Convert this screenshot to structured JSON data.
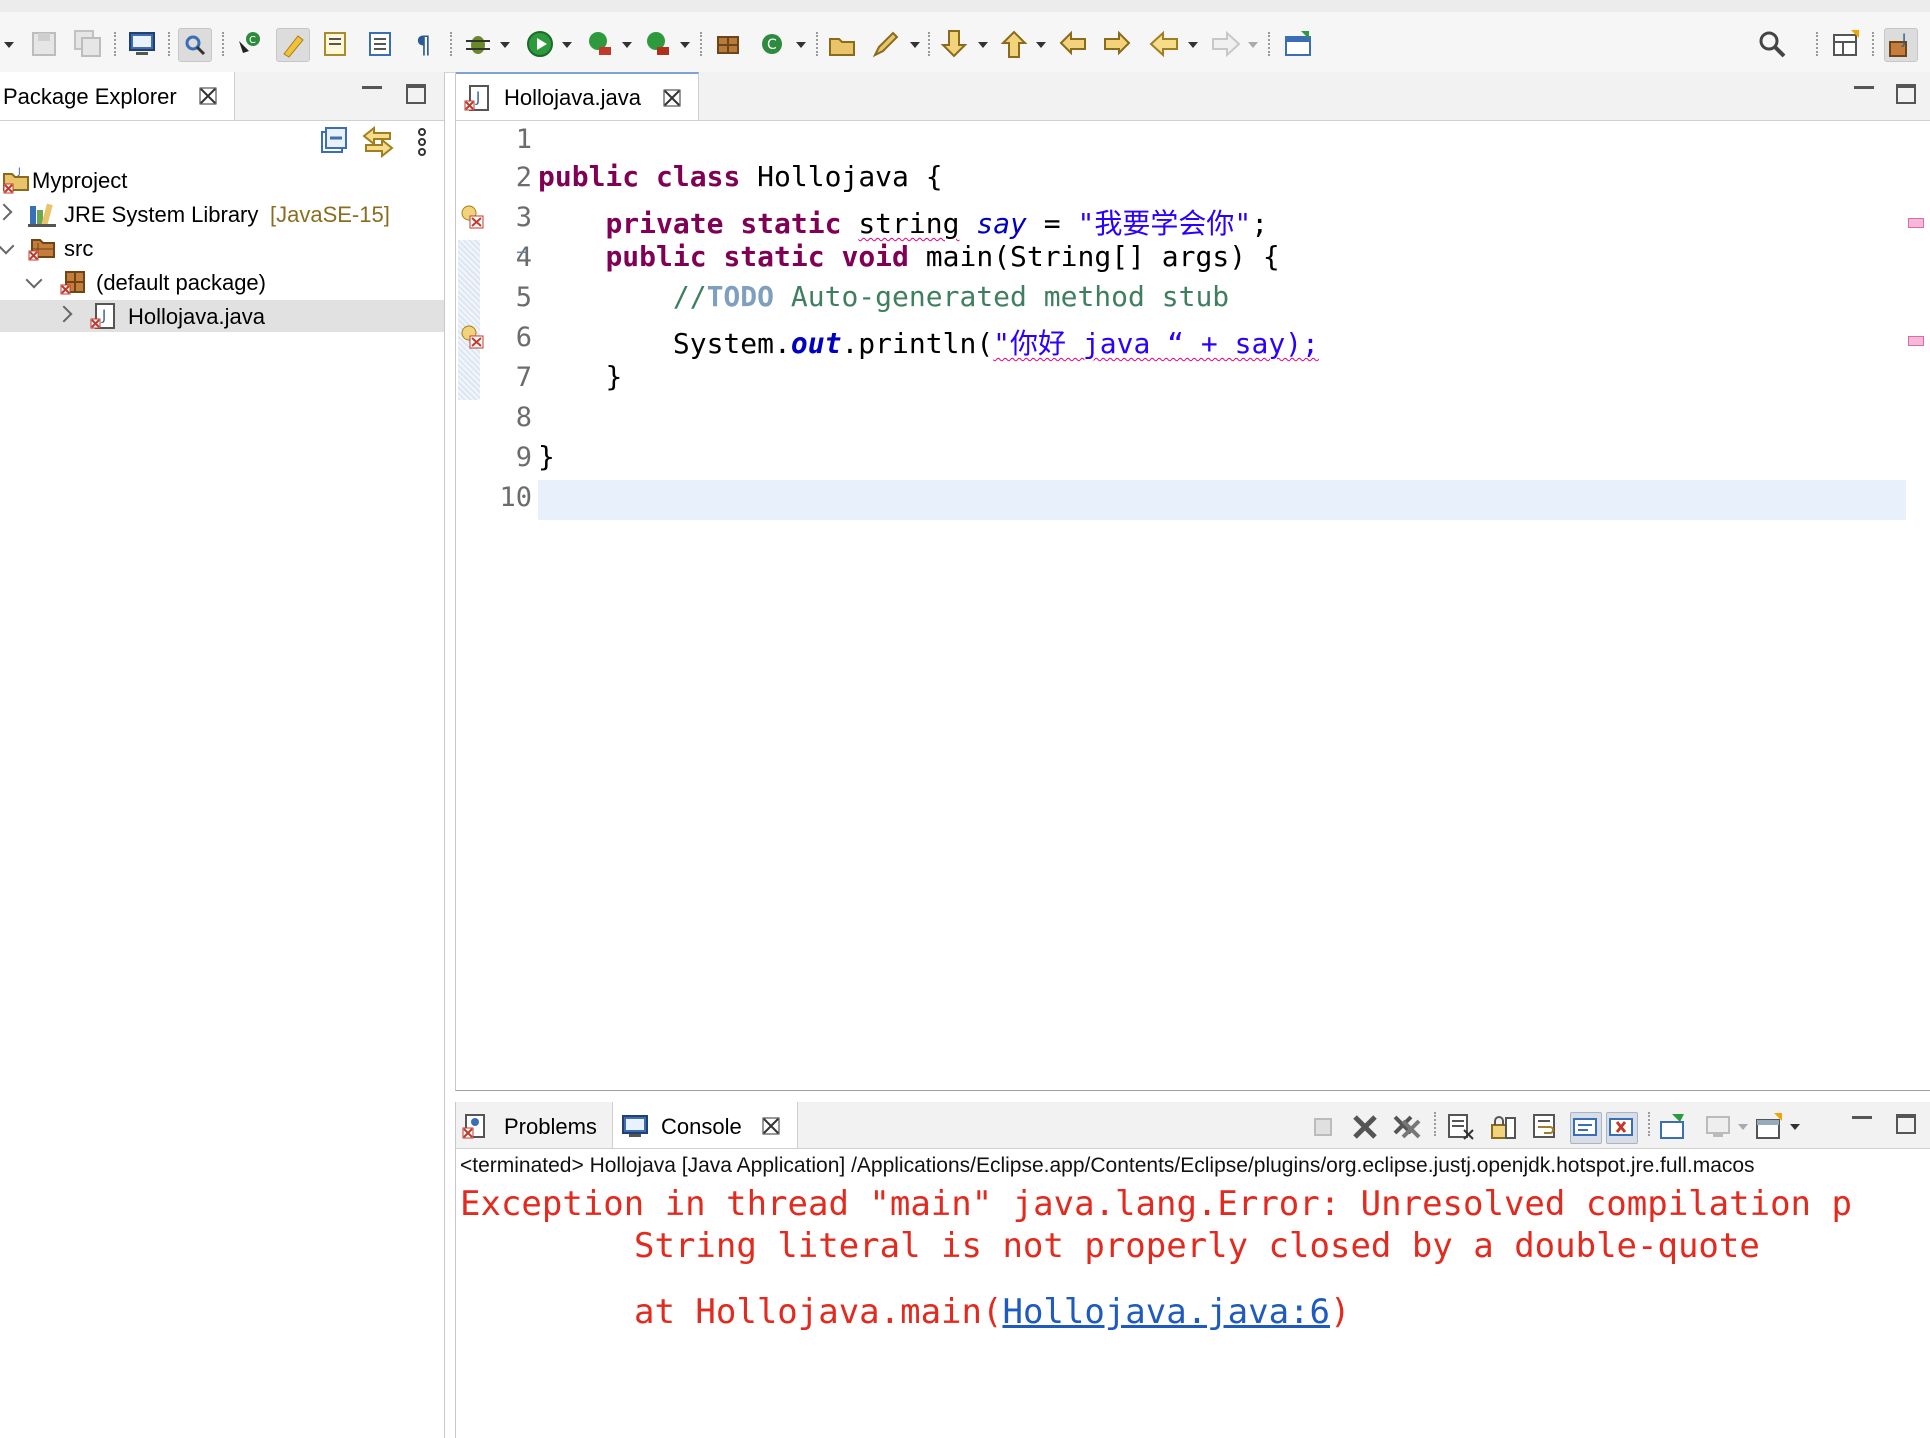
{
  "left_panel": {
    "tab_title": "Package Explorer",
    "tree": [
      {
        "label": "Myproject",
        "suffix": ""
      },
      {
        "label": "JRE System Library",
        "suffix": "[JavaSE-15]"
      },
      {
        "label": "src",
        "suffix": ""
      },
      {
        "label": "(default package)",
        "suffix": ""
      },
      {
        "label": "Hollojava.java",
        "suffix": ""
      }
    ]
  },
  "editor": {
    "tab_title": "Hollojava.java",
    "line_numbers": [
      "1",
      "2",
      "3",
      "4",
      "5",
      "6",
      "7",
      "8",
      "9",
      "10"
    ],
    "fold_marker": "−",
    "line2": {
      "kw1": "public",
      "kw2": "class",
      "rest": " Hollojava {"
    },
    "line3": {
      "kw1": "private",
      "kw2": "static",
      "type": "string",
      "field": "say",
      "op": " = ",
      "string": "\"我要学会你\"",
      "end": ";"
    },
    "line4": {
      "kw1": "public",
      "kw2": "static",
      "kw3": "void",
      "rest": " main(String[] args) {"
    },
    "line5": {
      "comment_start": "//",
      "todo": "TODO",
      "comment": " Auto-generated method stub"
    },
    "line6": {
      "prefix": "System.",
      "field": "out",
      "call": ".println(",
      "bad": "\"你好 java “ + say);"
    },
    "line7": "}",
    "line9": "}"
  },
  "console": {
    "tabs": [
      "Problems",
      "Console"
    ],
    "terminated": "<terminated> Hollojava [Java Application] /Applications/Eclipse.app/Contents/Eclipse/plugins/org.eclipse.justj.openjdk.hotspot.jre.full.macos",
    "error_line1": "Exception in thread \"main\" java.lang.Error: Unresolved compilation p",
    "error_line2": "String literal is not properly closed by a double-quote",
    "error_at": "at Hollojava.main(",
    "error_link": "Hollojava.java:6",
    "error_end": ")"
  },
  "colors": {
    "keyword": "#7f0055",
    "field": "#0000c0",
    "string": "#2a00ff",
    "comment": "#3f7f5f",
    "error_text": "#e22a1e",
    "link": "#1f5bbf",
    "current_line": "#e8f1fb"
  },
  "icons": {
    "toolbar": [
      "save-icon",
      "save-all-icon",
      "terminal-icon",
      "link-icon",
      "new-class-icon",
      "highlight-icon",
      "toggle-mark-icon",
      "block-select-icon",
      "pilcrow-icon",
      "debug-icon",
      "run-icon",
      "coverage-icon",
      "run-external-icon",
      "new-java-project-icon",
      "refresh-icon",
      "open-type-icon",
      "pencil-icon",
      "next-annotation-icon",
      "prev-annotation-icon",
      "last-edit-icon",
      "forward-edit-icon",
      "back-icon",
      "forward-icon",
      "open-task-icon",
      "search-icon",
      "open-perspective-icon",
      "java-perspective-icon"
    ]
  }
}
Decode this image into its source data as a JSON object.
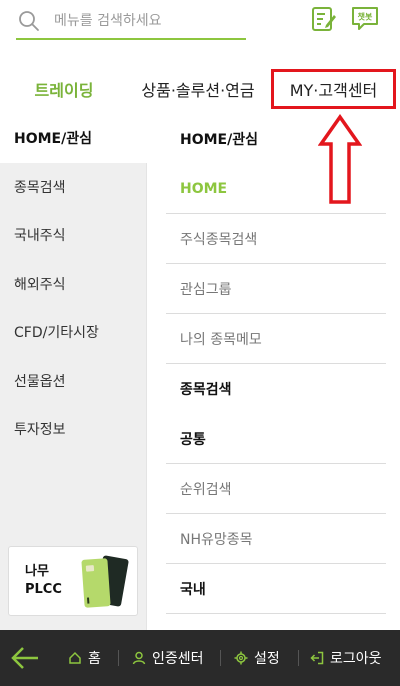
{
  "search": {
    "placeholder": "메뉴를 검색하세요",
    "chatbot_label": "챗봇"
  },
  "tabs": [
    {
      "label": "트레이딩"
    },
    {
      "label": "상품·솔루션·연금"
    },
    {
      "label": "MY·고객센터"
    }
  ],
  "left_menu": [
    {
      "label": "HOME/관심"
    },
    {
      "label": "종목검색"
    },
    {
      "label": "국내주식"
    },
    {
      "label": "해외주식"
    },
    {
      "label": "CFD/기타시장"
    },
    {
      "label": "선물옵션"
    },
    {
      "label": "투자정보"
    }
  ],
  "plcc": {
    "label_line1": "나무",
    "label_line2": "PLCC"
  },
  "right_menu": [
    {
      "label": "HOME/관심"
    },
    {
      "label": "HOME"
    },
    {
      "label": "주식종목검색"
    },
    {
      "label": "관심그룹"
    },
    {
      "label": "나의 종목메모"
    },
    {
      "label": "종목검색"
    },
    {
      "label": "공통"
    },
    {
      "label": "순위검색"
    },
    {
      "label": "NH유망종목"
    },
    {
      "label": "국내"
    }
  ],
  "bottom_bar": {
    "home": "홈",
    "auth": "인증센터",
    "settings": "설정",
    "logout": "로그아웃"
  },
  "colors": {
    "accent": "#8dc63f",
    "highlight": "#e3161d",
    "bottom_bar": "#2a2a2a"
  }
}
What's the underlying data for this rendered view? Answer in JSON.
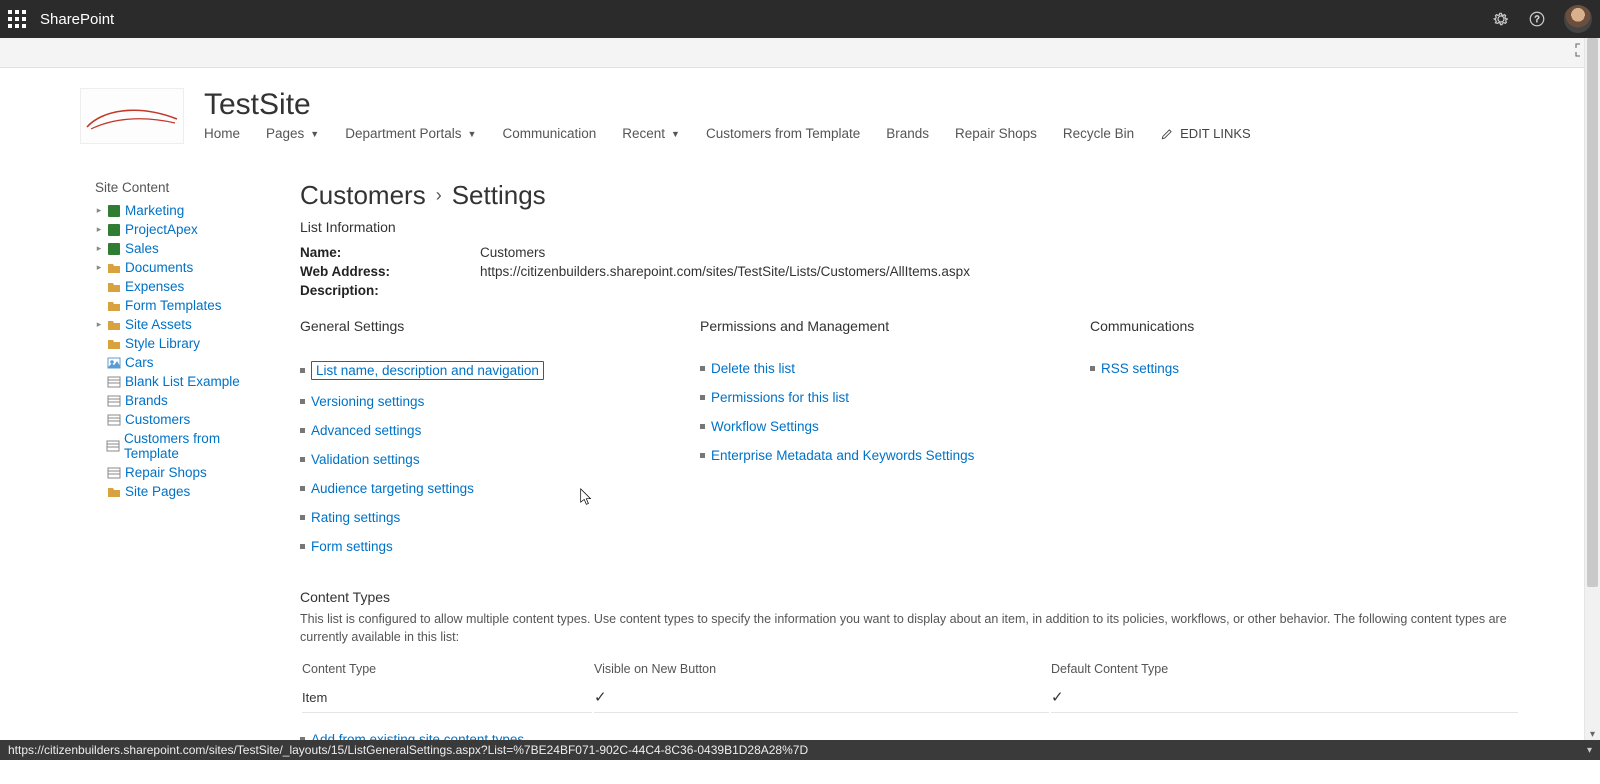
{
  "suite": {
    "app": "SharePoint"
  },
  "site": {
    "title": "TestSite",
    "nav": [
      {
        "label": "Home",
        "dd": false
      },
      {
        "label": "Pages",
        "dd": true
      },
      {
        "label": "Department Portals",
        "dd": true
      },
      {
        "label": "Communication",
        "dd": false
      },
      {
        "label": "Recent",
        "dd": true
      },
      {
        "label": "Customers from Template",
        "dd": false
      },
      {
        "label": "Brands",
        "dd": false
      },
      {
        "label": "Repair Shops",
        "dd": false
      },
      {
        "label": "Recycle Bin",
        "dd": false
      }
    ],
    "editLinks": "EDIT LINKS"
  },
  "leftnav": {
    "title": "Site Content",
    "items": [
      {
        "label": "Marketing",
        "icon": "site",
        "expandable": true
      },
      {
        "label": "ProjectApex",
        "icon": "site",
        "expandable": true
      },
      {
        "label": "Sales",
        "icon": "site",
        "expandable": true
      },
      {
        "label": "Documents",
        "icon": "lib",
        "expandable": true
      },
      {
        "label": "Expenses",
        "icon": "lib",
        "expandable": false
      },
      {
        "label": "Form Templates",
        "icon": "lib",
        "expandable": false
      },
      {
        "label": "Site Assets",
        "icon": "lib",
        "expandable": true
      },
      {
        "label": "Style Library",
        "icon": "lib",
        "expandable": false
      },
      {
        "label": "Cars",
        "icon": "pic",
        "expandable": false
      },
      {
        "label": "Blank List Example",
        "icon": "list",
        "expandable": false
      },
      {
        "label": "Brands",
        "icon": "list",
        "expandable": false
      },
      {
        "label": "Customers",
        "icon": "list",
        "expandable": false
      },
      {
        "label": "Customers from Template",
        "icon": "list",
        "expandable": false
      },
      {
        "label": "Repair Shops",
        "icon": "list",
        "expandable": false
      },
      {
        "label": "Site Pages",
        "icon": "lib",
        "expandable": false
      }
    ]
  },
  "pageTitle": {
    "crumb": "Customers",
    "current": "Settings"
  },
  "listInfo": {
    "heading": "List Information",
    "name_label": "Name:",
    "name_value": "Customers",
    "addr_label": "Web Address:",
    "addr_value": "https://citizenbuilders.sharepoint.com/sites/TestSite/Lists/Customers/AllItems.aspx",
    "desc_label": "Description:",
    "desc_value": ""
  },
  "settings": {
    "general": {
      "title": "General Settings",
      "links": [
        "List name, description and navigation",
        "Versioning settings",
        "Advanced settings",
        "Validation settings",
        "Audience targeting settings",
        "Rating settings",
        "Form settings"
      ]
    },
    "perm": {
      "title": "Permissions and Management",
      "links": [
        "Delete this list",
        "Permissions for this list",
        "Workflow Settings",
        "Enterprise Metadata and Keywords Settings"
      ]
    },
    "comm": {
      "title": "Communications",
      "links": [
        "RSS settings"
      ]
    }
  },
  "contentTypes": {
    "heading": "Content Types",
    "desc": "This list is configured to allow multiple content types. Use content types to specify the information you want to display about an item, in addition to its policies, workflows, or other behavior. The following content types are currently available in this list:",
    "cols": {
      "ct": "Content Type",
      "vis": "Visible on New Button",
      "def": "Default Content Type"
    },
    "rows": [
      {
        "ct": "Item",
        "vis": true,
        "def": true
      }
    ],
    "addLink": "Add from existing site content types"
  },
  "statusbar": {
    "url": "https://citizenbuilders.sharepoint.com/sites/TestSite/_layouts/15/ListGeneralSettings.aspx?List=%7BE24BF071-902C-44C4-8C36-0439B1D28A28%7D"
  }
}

★ ★ ★ ★

*Aim:*
Copy all lines from the entries that contain the word "main".

*Correct answer:*
      "rest": " main(String[] args) {"
    "error_line1": "Exception in thread \"main\" java.lang.Error: Unresolved compilation p",
    "error_at": "at Hollojava.main(",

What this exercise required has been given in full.